(EXERCISE INPUTS begins)

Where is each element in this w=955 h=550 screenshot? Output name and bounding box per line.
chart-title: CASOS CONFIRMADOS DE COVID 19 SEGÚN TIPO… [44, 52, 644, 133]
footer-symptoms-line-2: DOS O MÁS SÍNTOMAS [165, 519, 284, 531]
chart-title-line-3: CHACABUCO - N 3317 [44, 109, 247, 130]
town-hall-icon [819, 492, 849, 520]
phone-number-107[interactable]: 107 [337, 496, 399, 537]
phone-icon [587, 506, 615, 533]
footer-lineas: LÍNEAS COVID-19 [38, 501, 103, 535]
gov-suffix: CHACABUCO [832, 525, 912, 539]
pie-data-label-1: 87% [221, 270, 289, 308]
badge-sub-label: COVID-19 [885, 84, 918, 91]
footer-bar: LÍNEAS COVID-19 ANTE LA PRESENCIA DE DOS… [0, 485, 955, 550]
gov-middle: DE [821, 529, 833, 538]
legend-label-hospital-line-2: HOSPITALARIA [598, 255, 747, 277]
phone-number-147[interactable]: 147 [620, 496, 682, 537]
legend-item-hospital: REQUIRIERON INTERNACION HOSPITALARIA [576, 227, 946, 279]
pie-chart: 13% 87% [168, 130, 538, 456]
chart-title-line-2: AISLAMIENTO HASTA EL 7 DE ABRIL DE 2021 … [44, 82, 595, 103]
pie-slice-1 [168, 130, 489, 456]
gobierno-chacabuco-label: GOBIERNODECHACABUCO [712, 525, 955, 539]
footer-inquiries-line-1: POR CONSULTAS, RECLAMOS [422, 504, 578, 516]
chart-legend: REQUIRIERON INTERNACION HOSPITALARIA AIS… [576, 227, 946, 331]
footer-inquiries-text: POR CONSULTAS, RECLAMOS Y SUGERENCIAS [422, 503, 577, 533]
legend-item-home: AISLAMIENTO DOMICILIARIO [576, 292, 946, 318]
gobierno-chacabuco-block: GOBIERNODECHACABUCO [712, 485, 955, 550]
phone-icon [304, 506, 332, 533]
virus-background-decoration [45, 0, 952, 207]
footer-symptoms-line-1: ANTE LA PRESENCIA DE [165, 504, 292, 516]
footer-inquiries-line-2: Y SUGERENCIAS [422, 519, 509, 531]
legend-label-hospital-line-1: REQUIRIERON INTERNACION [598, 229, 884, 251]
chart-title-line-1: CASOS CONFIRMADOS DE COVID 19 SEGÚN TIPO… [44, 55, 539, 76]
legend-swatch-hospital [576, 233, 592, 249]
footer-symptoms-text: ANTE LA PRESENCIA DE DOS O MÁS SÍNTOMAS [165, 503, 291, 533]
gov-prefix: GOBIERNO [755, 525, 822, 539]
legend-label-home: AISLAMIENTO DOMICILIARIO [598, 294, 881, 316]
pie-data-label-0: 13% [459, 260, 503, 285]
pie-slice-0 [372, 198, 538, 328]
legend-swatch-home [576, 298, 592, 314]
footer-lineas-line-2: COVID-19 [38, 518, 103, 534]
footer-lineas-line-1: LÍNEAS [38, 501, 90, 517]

(EXERCISE INPUTS ends)

EXERCISE INSTRUCTIONS:
Each line above that holds the string "CASOS" should be copied and shown.

RESPONSE TO THIS TASK:
chart-title: CASOS CONFIRMADOS DE COVID 19 SEGÚN TIPO… [44, 52, 644, 133]
chart-title-line-1: CASOS CONFIRMADOS DE COVID 19 SEGÚN TIPO… [44, 55, 539, 76]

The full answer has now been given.